Written problem
Retype the listing that follows, exactly as written.

Records provided
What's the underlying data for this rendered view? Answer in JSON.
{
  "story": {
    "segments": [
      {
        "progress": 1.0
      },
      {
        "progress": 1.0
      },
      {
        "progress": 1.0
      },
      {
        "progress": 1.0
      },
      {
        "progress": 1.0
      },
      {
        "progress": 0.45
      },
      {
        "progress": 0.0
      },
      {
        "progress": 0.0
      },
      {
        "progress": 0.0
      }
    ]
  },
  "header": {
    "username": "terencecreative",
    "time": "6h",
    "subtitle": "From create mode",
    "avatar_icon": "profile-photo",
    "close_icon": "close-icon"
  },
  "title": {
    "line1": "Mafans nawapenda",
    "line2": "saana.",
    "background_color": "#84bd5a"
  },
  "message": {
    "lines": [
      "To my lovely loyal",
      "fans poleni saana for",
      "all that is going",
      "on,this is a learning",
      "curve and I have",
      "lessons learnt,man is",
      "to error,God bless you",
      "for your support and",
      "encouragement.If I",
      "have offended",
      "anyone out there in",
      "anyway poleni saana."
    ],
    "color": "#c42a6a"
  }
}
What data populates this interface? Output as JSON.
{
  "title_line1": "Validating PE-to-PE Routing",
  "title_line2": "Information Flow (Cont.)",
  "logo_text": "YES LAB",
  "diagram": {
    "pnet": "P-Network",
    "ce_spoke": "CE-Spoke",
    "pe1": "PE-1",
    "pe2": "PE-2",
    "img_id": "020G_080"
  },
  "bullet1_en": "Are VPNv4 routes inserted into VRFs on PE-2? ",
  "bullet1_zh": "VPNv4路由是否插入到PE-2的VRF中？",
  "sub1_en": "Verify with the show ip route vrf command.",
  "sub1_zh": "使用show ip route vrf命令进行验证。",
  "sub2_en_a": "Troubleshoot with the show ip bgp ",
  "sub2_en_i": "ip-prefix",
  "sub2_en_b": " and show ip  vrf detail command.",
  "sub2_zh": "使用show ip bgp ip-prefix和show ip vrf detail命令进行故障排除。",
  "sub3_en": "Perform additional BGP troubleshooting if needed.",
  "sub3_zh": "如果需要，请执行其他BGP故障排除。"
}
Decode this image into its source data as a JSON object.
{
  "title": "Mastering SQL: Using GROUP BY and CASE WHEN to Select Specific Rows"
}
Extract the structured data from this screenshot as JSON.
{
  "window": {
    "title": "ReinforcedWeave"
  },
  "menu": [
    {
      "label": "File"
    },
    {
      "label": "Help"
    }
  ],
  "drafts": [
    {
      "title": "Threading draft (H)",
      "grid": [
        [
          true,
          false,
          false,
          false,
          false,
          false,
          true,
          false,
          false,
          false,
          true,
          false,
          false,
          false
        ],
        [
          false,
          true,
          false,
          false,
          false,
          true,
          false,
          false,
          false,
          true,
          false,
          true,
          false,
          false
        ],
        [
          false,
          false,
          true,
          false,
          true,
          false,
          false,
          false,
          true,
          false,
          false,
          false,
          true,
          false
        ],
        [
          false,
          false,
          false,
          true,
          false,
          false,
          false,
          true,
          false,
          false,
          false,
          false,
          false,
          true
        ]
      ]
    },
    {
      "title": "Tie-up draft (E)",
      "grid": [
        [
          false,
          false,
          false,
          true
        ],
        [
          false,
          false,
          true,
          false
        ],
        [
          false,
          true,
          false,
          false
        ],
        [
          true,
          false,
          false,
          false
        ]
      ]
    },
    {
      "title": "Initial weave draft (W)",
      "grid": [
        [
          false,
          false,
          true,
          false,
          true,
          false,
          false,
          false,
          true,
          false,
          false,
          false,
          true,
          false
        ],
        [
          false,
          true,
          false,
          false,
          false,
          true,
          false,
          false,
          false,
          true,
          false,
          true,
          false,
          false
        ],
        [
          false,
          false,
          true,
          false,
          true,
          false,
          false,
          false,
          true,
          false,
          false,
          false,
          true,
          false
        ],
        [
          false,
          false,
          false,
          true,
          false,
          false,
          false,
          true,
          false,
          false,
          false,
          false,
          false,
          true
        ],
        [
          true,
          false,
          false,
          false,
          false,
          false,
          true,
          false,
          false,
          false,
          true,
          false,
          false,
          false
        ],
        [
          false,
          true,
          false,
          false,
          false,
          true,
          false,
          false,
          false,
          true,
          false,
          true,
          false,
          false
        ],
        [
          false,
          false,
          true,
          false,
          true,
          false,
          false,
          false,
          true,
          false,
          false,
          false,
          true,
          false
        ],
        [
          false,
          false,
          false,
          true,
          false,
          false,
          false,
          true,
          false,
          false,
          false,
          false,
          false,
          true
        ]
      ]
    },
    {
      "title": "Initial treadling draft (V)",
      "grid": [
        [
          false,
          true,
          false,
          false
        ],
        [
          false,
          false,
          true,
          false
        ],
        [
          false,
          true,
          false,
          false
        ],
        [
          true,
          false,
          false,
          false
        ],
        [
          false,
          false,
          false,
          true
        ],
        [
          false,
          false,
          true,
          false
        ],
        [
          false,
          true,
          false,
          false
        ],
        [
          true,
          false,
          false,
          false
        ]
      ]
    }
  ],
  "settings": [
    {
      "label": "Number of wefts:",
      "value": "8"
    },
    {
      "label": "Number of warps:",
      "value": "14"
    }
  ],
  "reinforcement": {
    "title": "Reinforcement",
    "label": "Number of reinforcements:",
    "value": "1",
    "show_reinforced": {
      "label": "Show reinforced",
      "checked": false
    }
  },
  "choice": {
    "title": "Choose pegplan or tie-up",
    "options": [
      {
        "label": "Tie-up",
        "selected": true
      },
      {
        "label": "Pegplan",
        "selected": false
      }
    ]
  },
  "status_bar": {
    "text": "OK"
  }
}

Exercise response
What's the underlying data for this rendered view? Answer in JSON.
{
  "story": {
    "segments": [
      {
        "progress": 1.0
      },
      {
        "progress": 1.0
      },
      {
        "progress": 1.0
      },
      {
        "progress": 1.0
      },
      {
        "progress": 1.0
      },
      {
        "progress": 0.45
      },
      {
        "progress": 0.0
      },
      {
        "progress": 0.0
      },
      {
        "progress": 0.0
      }
    ]
  },
  "header": {
    "username": "terencecreative",
    "time": "6h",
    "subtitle": "From create mode",
    "avatar_icon": "profile-photo",
    "close_icon": "close-icon"
  },
  "title": {
    "line1": "Mafans nawapenda",
    "line2": "saana.",
    "background_color": "#84bd5a"
  },
  "message": {
    "lines": [
      "To my lovely loyal",
      "fans poleni saana for",
      "all that is going",
      "on,this is a learning",
      "curve and I have",
      "lessons learnt,man is",
      "to error,God bless you",
      "for your support and",
      "encouragement.If I",
      "have offended",
      "anyone out there in",
      "anyway poleni saana."
    ],
    "color": "#c42a6a"
  }
}
What data populates this interface? Output as JSON.
{
  "title_line1": "Validating PE-to-PE Routing",
  "title_line2": "Information Flow (Cont.)",
  "logo_text": "YES LAB",
  "diagram": {
    "pnet": "P-Network",
    "ce_spoke": "CE-Spoke",
    "pe1": "PE-1",
    "pe2": "PE-2",
    "img_id": "020G_080"
  },
  "bullet1_en": "Are VPNv4 routes inserted into VRFs on PE-2? ",
  "bullet1_zh": "VPNv4路由是否插入到PE-2的VRF中？",
  "sub1_en": "Verify with the show ip route vrf command.",
  "sub1_zh": "使用show ip route vrf命令进行验证。",
  "sub2_en_a": "Troubleshoot with the show ip bgp ",
  "sub2_en_i": "ip-prefix",
  "sub2_en_b": " and show ip  vrf detail command.",
  "sub2_zh": "使用show ip bgp ip-prefix和show ip vrf detail命令进行故障排除。",
  "sub3_en": "Perform additional BGP troubleshooting if needed.",
  "sub3_zh": "如果需要，请执行其他BGP故障排除。"
}
Decode this image into its source data as a JSON object.
{
  "title": "Mastering SQL: Using GROUP BY and CASE WHEN to Select Specific Rows"
}
Extract the structured data from this screenshot as JSON.
{
  "window": {
    "title": "ReinforcedWeave"
  },
  "menu": [
    {
      "label": "File"
    },
    {
      "label": "Help"
    }
  ],
  "drafts": [
    {
      "title": "Threading draft (H)",
      "grid": [
        [
          true,
          false,
          false,
          false,
          false,
          false,
          true,
          false,
          false,
          false,
          true,
          false,
          false,
          false
        ],
        [
          false,
          true,
          false,
          false,
          false,
          true,
          false,
          false,
          false,
          true,
          false,
          true,
          false,
          false
        ],
        [
          false,
          false,
          true,
          false,
          true,
          false,
          false,
          false,
          true,
          false,
          false,
          false,
          true,
          false
        ],
        [
          false,
          false,
          false,
          true,
          false,
          false,
          false,
          true,
          false,
          false,
          false,
          false,
          false,
          true
        ]
      ]
    },
    {
      "title": "Tie-up draft (E)",
      "grid": [
        [
          false,
          false,
          false,
          true
        ],
        [
          false,
          false,
          true,
          false
        ],
        [
          false,
          true,
          false,
          false
        ],
        [
          true,
          false,
          false,
          false
        ]
      ]
    },
    {
      "title": "Initial weave draft (W)",
      "grid": [
        [
          false,
          false,
          true,
          false,
          true,
          false,
          false,
          false,
          true,
          false,
          false,
          false,
          true,
          false
        ],
        [
          false,
          true,
          false,
          false,
          false,
          true,
          false,
          false,
          false,
          true,
          false,
          true,
          false,
          false
        ],
        [
          false,
          false,
          true,
          false,
          true,
          false,
          false,
          false,
          true,
          false,
          false,
          false,
          true,
          false
        ],
        [
          false,
          false,
          false,
          true,
          false,
          false,
          false,
          true,
          false,
          false,
          false,
          false,
          false,
          true
        ],
        [
          true,
          false,
          false,
          false,
          false,
          false,
          true,
          false,
          false,
          false,
          true,
          false,
          false,
          false
        ],
        [
          false,
          true,
          false,
          false,
          false,
          true,
          false,
          false,
          false,
          true,
          false,
          true,
          false,
          false
        ],
        [
          false,
          false,
          true,
          false,
          true,
          false,
          false,
          false,
          true,
          false,
          false,
          false,
          true,
          false
        ],
        [
          false,
          false,
          false,
          true,
          false,
          false,
          false,
          true,
          false,
          false,
          false,
          false,
          false,
          true
        ]
      ]
    },
    {
      "title": "Initial treadling draft (V)",
      "grid": [
        [
          false,
          true,
          false,
          false
        ],
        [
          false,
          false,
          true,
          false
        ],
        [
          false,
          true,
          false,
          false
        ],
        [
          true,
          false,
          false,
          false
        ],
        [
          false,
          false,
          false,
          true
        ],
        [
          false,
          false,
          true,
          false
        ],
        [
          false,
          true,
          false,
          false
        ],
        [
          true,
          false,
          false,
          false
        ]
      ]
    }
  ],
  "settings": [
    {
      "label": "Number of wefts:",
      "value": "8"
    },
    {
      "label": "Number of warps:",
      "value": "14"
    }
  ],
  "reinforcement": {
    "title": "Reinforcement",
    "label": "Number of reinforcements:",
    "value": "1",
    "show_reinforced": {
      "label": "Show reinforced",
      "checked": false
    }
  },
  "choice": {
    "title": "Choose pegplan or tie-up",
    "options": [
      {
        "label": "Tie-up",
        "selected": true
      },
      {
        "label": "Pegplan",
        "selected": false
      }
    ]
  },
  "status_bar": {
    "text": "OK"
  }
}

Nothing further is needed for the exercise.